**** Dataset ****
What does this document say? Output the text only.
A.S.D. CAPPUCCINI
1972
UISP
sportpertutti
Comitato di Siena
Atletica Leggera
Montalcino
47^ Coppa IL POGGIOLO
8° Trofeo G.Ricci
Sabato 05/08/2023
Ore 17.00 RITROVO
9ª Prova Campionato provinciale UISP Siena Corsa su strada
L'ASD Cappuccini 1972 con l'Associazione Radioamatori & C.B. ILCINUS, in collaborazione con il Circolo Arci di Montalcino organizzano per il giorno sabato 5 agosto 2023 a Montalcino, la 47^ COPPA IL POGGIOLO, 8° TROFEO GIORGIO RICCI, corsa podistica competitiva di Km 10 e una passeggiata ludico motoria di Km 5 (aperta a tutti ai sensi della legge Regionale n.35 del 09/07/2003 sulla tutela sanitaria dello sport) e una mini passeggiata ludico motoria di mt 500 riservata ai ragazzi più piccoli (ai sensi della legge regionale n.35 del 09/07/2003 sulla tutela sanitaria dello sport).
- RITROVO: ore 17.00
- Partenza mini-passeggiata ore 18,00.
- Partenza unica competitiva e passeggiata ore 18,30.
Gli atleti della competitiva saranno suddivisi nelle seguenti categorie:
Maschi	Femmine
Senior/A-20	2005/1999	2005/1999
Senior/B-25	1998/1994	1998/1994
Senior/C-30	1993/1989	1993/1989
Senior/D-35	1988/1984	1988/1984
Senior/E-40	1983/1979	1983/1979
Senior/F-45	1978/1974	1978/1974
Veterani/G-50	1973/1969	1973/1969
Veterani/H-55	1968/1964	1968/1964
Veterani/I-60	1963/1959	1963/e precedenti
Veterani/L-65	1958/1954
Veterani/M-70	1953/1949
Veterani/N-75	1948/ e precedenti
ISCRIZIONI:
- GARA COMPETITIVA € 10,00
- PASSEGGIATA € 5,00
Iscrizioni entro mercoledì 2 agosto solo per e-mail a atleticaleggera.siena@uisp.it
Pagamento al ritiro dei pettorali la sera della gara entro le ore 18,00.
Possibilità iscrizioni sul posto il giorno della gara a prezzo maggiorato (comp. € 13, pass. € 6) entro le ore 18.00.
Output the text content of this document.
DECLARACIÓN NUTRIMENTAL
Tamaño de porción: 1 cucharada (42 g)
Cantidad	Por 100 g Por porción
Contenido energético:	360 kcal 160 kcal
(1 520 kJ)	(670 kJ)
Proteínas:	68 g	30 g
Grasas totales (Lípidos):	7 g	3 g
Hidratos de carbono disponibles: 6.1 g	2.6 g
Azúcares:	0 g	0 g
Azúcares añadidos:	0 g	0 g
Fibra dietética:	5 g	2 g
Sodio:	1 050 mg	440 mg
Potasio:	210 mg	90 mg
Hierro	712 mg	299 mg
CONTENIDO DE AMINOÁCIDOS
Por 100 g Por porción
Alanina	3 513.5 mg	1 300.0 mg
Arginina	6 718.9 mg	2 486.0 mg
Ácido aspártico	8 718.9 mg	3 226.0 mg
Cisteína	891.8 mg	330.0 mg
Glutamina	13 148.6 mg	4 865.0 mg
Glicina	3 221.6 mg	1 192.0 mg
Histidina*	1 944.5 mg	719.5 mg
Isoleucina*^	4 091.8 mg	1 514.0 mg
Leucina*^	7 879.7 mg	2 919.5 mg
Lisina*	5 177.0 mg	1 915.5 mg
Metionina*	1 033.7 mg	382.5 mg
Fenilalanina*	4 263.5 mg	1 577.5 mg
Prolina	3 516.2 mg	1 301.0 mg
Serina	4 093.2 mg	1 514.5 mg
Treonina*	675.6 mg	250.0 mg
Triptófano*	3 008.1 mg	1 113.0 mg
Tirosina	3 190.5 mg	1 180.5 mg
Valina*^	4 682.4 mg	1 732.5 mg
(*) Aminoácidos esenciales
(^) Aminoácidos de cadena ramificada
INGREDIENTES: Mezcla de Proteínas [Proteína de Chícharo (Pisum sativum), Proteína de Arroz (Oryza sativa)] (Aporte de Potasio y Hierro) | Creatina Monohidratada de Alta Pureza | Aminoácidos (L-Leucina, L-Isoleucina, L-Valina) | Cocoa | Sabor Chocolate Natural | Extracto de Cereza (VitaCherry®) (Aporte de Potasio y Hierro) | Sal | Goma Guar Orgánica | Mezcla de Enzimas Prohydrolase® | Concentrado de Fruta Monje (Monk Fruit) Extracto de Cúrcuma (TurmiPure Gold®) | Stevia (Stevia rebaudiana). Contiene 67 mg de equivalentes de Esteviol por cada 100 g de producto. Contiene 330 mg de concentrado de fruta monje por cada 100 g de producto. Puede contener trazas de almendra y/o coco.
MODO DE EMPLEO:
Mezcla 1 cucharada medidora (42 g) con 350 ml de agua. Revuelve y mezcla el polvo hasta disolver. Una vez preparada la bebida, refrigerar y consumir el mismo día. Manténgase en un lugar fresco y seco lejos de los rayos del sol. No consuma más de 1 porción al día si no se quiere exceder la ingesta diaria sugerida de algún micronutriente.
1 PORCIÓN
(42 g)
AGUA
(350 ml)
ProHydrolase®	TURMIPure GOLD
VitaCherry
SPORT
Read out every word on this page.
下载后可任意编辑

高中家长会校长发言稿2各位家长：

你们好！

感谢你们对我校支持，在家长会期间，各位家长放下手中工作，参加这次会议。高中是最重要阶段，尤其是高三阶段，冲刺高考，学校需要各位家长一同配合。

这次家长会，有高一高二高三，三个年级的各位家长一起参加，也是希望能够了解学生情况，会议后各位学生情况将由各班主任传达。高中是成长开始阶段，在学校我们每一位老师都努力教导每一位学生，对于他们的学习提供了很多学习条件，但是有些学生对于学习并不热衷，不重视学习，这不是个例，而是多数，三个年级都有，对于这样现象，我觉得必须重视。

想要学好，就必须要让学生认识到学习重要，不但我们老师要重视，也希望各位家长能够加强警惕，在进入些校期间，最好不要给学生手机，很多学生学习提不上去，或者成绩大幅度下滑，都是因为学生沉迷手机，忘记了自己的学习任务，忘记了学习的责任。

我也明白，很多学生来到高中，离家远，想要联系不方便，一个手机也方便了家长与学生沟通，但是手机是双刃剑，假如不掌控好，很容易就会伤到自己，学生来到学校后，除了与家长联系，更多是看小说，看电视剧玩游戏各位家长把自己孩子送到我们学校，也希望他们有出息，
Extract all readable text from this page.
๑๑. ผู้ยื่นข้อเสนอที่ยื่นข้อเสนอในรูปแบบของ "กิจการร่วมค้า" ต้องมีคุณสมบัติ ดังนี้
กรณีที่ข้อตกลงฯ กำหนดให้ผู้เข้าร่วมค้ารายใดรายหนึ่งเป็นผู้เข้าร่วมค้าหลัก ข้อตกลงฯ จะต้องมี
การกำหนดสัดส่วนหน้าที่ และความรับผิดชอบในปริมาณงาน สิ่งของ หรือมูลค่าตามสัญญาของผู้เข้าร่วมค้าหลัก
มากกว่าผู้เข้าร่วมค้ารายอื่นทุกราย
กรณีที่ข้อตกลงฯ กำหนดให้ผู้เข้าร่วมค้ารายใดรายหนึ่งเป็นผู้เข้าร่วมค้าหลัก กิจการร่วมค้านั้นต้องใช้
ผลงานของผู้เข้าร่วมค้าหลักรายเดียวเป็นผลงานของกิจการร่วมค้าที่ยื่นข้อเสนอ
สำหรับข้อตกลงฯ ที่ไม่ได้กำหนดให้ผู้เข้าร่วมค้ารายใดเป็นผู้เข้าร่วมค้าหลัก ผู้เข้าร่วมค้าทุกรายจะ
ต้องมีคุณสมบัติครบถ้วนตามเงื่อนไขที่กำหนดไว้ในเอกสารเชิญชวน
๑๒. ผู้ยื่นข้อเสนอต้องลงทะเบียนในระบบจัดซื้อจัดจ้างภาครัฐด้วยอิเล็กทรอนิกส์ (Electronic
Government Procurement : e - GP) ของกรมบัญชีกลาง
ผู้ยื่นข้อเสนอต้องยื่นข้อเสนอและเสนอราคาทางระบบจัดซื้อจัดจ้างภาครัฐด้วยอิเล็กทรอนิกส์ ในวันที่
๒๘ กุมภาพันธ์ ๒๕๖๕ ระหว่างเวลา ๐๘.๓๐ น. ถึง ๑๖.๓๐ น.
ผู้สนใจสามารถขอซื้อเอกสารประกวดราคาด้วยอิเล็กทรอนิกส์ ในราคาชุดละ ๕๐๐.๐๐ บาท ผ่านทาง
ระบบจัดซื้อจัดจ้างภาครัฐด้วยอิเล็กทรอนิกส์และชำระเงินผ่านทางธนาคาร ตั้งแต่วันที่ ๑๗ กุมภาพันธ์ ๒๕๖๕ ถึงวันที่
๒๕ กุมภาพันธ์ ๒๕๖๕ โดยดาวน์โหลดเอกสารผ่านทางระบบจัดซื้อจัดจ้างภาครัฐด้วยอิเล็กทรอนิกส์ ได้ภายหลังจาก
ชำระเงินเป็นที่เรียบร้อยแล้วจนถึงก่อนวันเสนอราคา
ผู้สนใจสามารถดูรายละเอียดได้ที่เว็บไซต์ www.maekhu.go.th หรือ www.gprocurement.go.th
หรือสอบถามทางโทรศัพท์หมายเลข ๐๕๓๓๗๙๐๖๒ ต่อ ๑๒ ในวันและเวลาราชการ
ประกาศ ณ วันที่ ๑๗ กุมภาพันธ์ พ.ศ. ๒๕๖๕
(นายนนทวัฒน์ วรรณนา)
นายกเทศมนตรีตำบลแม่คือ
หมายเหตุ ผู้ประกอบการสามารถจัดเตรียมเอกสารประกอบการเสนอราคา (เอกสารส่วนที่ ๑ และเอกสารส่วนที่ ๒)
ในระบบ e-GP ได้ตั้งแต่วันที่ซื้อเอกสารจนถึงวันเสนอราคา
****
- Problem -
How many lines of the listing above include the word "Azúcares"? Reply with the number alone.

- Full output -
2